### Data supplied
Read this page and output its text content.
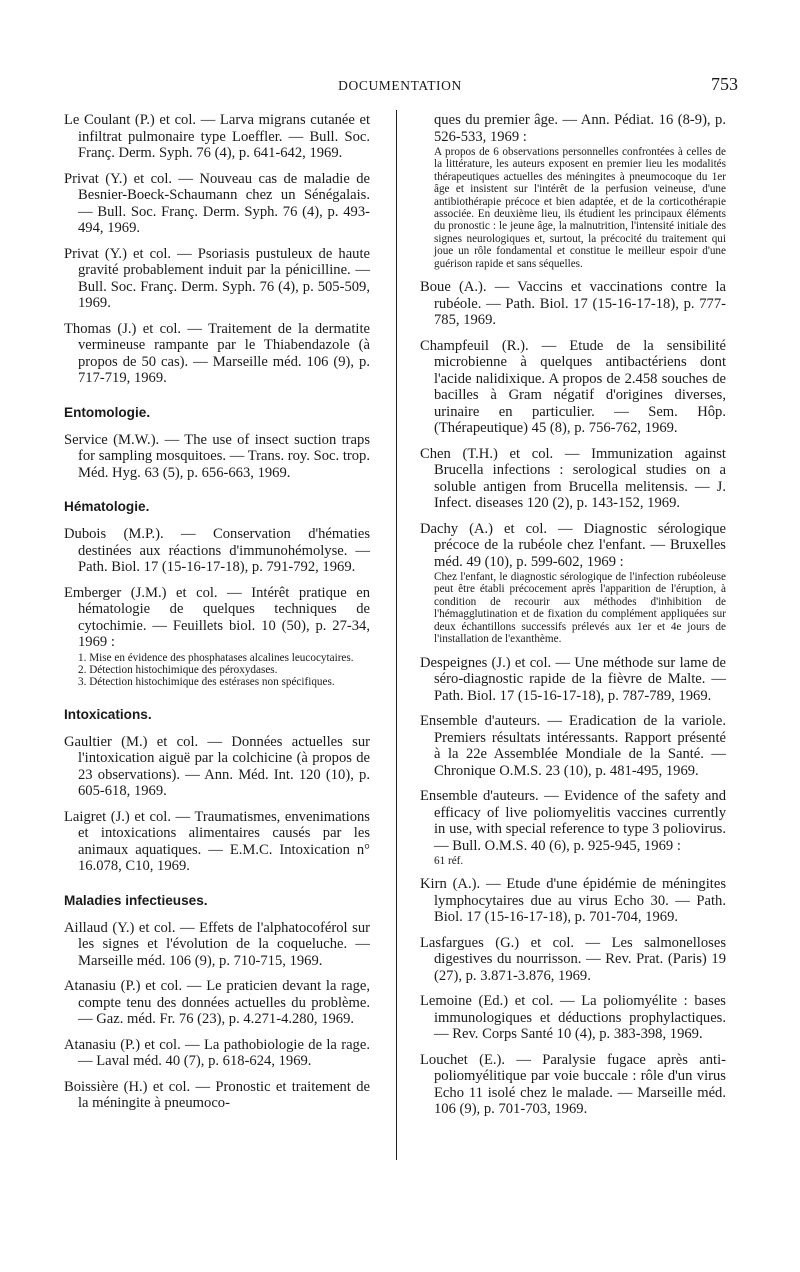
DOCUMENTATION	753
Le Coulant (P.) et col. — Larva migrans cutanée et infiltrat pulmonaire type Loeffler. — Bull. Soc. Franç. Derm. Syph. 76 (4), p. 641-642, 1969.
Privat (Y.) et col. — Nouveau cas de maladie de Besnier-Boeck-Schaumann chez un Sénégalais. — Bull. Soc. Franç. Derm. Syph. 76 (4), p. 493-494, 1969.
Privat (Y.) et col. — Psoriasis pustuleux de haute gravité probablement induit par la pénicilline. — Bull. Soc. Franç. Derm. Syph. 76 (4), p. 505-509, 1969.
Thomas (J.) et col. — Traitement de la dermatite vermineuse rampante par le Thiabendazole (à propos de 50 cas). — Marseille méd. 106 (9), p. 717-719, 1969.
Entomologie.
Service (M.W.). — The use of insect suction traps for sampling mosquitoes. — Trans. roy. Soc. trop. Méd. Hyg. 63 (5), p. 656-663, 1969.
Hématologie.
Dubois (M.P.). — Conservation d'hématies destinées aux réactions d'immunohémolyse. — Path. Biol. 17 (15-16-17-18), p. 791-792, 1969.
Emberger (J.M.) et col. — Intérêt pratique en hématologie de quelques techniques de cytochimie. — Feuillets biol. 10 (50), p. 27-34, 1969 :
1. Mise en évidence des phosphatases alcalines leucocytaires.
2. Détection histochimique des péroxydases.
3. Détection histochimique des estérases non spécifiques.
Intoxications.
Gaultier (M.) et col. — Données actuelles sur l'intoxication aiguë par la colchicine (à propos de 23 observations). — Ann. Méd. Int. 120 (10), p. 605-618, 1969.
Laigret (J.) et col. — Traumatismes, envenimations et intoxications alimentaires causés par les animaux aquatiques. — E.M.C. Intoxication n° 16.078, C10, 1969.
Maladies infectieuses.
Aillaud (Y.) et col. — Effets de l'alphatocoférol sur les signes et l'évolution de la coqueluche. — Marseille méd. 106 (9), p. 710-715, 1969.
Atanasiu (P.) et col. — Le praticien devant la rage, compte tenu des données actuelles du problème. — Gaz. méd. Fr. 76 (23), p. 4.271-4.280, 1969.
Atanasiu (P.) et col. — La pathobiologie de la rage. — Laval méd. 40 (7), p. 618-624, 1969.
Boissière (H.) et col. — Pronostic et traitement de la méningite à pneumoco-
ques du premier âge. — Ann. Pédiat. 16 (8-9), p. 526-533, 1969 :
A propos de 6 observations personnelles confrontées à celles de la littérature, les auteurs exposent en premier lieu les modalités thérapeutiques actuelles des méningites à pneumocoque du 1er âge et insistent sur l'intérêt de la perfusion veineuse, d'une antibiothérapie précoce et bien adaptée, et de la corticothérapie associée. En deuxième lieu, ils étudient les principaux éléments du pronostic : le jeune âge, la malnutrition, l'intensité initiale des signes neurologiques et, surtout, la précocité du traitement qui joue un rôle fondamental et constitue le meilleur espoir d'une guérison rapide et sans séquelles.
Boue (A.). — Vaccins et vaccinations contre la rubéole. — Path. Biol. 17 (15-16-17-18), p. 777-785, 1969.
Champfeuil (R.). — Etude de la sensibilité microbienne à quelques antibactériens dont l'acide nalidixique. A propos de 2.458 souches de bacilles à Gram négatif d'origines diverses, urinaire en particulier. — Sem. Hôp. (Thérapeutique) 45 (8), p. 756-762, 1969.
Chen (T.H.) et col. — Immunization against Brucella infections : serological studies on a soluble antigen from Brucella melitensis. — J. Infect. diseases 120 (2), p. 143-152, 1969.
Dachy (A.) et col. — Diagnostic sérologique précoce de la rubéole chez l'enfant. — Bruxelles méd. 49 (10), p. 599-602, 1969 :
Chez l'enfant, le diagnostic sérologique de l'infection rubéoleuse peut être établi précocement après l'apparition de l'éruption, à condition de recourir aux méthodes d'inhibition de l'hémagglutination et de fixation du complément appliquées sur deux échantillons successifs prélevés aux 1er et 4e jours de l'installation de l'exanthème.
Despeignes (J.) et col. — Une méthode sur lame de séro-diagnostic rapide de la fièvre de Malte. — Path. Biol. 17 (15-16-17-18), p. 787-789, 1969.
Ensemble d'auteurs. — Eradication de la variole. Premiers résultats intéressants. Rapport présenté à la 22e Assemblée Mondiale de la Santé. — Chronique O.M.S. 23 (10), p. 481-495, 1969.
Ensemble d'auteurs. — Evidence of the safety and efficacy of live poliomyelitis vaccines currently in use, with special reference to type 3 poliovirus. — Bull. O.M.S. 40 (6), p. 925-945, 1969 :
61 réf.
Kirn (A.). — Etude d'une épidémie de méningites lymphocytaires due au virus Echo 30. — Path. Biol. 17 (15-16-17-18), p. 701-704, 1969.
Lasfargues (G.) et col. — Les salmonelloses digestives du nourrisson. — Rev. Prat. (Paris) 19 (27), p. 3.871-3.876, 1969.
Lemoine (Ed.) et col. — La poliomyélite : bases immunologiques et déductions prophylactiques. — Rev. Corps Santé 10 (4), p. 383-398, 1969.
Louchet (E.). — Paralysie fugace après anti-poliomyélitique par voie buccale : rôle d'un virus Echo 11 isolé chez le malade. — Marseille méd. 106 (9), p. 701-703, 1969.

### Exercise description
Show the lines of the listing above with "enfant".

### Response to this exercise
Dachy (A.) et col. — Diagnostic sérologique précoce de la rubéole chez l'enfant. — Bruxelles méd. 49 (10), p. 599-602, 1969 :
Chez l'enfant, le diagnostic sérologique de l'infection rubéoleuse peut être établi précocement après l'apparition de l'éruption, à condition de recourir aux méthodes d'inhibition de l'hémagglutination et de fixation du complément appliquées sur deux échantillons successifs prélevés aux 1er et 4e jours de l'installation de l'exanthème.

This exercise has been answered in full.